→ **Given problem**
Repeat the whole listing exactly as written.

→ **Material provided**
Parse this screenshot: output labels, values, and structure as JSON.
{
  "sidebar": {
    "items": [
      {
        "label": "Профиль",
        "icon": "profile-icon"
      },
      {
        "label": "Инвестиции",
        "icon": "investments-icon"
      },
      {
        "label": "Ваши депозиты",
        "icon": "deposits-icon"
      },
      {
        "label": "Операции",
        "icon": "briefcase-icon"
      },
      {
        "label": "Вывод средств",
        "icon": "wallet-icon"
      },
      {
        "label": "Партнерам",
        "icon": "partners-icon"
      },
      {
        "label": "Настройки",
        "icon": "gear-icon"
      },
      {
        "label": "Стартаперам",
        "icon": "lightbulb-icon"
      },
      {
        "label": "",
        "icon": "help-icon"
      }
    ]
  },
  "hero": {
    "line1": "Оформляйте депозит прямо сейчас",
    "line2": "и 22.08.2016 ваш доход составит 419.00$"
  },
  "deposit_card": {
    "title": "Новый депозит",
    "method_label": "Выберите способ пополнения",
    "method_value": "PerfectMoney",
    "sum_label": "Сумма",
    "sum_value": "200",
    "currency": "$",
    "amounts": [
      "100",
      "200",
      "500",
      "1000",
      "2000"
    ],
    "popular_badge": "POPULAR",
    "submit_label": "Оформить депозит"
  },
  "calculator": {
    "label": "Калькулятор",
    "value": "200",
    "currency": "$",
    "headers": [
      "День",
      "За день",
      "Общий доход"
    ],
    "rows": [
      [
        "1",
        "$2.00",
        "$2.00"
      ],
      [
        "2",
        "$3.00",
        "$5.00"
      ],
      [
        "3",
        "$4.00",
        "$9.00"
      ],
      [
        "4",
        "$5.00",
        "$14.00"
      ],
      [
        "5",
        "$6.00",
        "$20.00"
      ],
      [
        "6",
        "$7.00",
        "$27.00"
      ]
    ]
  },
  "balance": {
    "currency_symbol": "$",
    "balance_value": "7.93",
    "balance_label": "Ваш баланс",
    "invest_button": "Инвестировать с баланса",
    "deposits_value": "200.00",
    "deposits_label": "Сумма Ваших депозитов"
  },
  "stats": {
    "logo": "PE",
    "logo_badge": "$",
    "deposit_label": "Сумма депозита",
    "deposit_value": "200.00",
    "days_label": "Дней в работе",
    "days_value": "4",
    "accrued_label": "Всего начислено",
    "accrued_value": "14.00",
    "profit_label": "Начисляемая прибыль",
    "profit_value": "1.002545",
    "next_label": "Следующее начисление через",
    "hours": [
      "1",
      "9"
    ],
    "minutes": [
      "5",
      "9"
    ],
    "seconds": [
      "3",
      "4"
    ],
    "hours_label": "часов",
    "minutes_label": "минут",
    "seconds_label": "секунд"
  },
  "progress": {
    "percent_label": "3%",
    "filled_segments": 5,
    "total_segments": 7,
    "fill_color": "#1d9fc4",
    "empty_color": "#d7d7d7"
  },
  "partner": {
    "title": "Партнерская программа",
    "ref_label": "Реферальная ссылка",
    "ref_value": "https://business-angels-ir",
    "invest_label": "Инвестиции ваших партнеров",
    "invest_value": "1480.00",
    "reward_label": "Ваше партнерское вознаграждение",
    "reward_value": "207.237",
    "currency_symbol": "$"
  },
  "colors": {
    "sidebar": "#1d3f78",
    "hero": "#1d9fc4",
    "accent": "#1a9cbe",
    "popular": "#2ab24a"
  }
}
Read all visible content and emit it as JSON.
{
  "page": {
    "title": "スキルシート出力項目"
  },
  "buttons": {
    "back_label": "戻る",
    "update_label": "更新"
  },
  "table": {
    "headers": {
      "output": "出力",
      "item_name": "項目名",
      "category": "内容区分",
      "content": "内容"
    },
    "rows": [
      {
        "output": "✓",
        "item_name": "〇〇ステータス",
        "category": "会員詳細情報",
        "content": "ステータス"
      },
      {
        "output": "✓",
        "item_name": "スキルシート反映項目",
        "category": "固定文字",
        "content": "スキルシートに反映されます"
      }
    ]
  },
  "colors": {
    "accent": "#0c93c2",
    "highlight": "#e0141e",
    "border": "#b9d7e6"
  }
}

→ **Exercise result**
Parse this screenshot: output labels, values, and structure as JSON.
{
  "sidebar": {
    "items": [
      {
        "label": "Профиль",
        "icon": "profile-icon"
      },
      {
        "label": "Инвестиции",
        "icon": "investments-icon"
      },
      {
        "label": "Ваши депозиты",
        "icon": "deposits-icon"
      },
      {
        "label": "Операции",
        "icon": "briefcase-icon"
      },
      {
        "label": "Вывод средств",
        "icon": "wallet-icon"
      },
      {
        "label": "Партнерам",
        "icon": "partners-icon"
      },
      {
        "label": "Настройки",
        "icon": "gear-icon"
      },
      {
        "label": "Стартаперам",
        "icon": "lightbulb-icon"
      },
      {
        "label": "",
        "icon": "help-icon"
      }
    ]
  },
  "hero": {
    "line1": "Оформляйте депозит прямо сейчас",
    "line2": "и 22.08.2016 ваш доход составит 419.00$"
  },
  "deposit_card": {
    "title": "Новый депозит",
    "method_label": "Выберите способ пополнения",
    "method_value": "PerfectMoney",
    "sum_label": "Сумма",
    "sum_value": "200",
    "currency": "$",
    "amounts": [
      "100",
      "200",
      "500",
      "1000",
      "2000"
    ],
    "popular_badge": "POPULAR",
    "submit_label": "Оформить депозит"
  },
  "calculator": {
    "label": "Калькулятор",
    "value": "200",
    "currency": "$",
    "headers": [
      "День",
      "За день",
      "Общий доход"
    ],
    "rows": [
      [
        "1",
        "$2.00",
        "$2.00"
      ],
      [
        "2",
        "$3.00",
        "$5.00"
      ],
      [
        "3",
        "$4.00",
        "$9.00"
      ],
      [
        "4",
        "$5.00",
        "$14.00"
      ],
      [
        "5",
        "$6.00",
        "$20.00"
      ],
      [
        "6",
        "$7.00",
        "$27.00"
      ]
    ]
  },
  "balance": {
    "currency_symbol": "$",
    "balance_value": "7.93",
    "balance_label": "Ваш баланс",
    "invest_button": "Инвестировать с баланса",
    "deposits_value": "200.00",
    "deposits_label": "Сумма Ваших депозитов"
  },
  "stats": {
    "logo": "PE",
    "logo_badge": "$",
    "deposit_label": "Сумма депозита",
    "deposit_value": "200.00",
    "days_label": "Дней в работе",
    "days_value": "4",
    "accrued_label": "Всего начислено",
    "accrued_value": "14.00",
    "profit_label": "Начисляемая прибыль",
    "profit_value": "1.002545",
    "next_label": "Следующее начисление через",
    "hours": [
      "1",
      "9"
    ],
    "minutes": [
      "5",
      "9"
    ],
    "seconds": [
      "3",
      "4"
    ],
    "hours_label": "часов",
    "minutes_label": "минут",
    "seconds_label": "секунд"
  },
  "progress": {
    "percent_label": "3%",
    "filled_segments": 5,
    "total_segments": 7,
    "fill_color": "#1d9fc4",
    "empty_color": "#d7d7d7"
  },
  "partner": {
    "title": "Партнерская программа",
    "ref_label": "Реферальная ссылка",
    "ref_value": "https://business-angels-ir",
    "invest_label": "Инвестиции ваших партнеров",
    "invest_value": "1480.00",
    "reward_label": "Ваше партнерское вознаграждение",
    "reward_value": "207.237",
    "currency_symbol": "$"
  },
  "colors": {
    "sidebar": "#1d3f78",
    "hero": "#1d9fc4",
    "accent": "#1a9cbe",
    "popular": "#2ab24a"
  }
}
Read all visible content and emit it as JSON.
{
  "page": {
    "title": "スキルシート出力項目"
  },
  "buttons": {
    "back_label": "戻る",
    "update_label": "更新"
  },
  "table": {
    "headers": {
      "output": "出力",
      "item_name": "項目名",
      "category": "内容区分",
      "content": "内容"
    },
    "rows": [
      {
        "output": "✓",
        "item_name": "〇〇ステータス",
        "category": "会員詳細情報",
        "content": "ステータス"
      },
      {
        "output": "✓",
        "item_name": "スキルシート反映項目",
        "category": "固定文字",
        "content": "スキルシートに反映されます"
      }
    ]
  },
  "colors": {
    "accent": "#0c93c2",
    "highlight": "#e0141e",
    "border": "#b9d7e6"
  }
}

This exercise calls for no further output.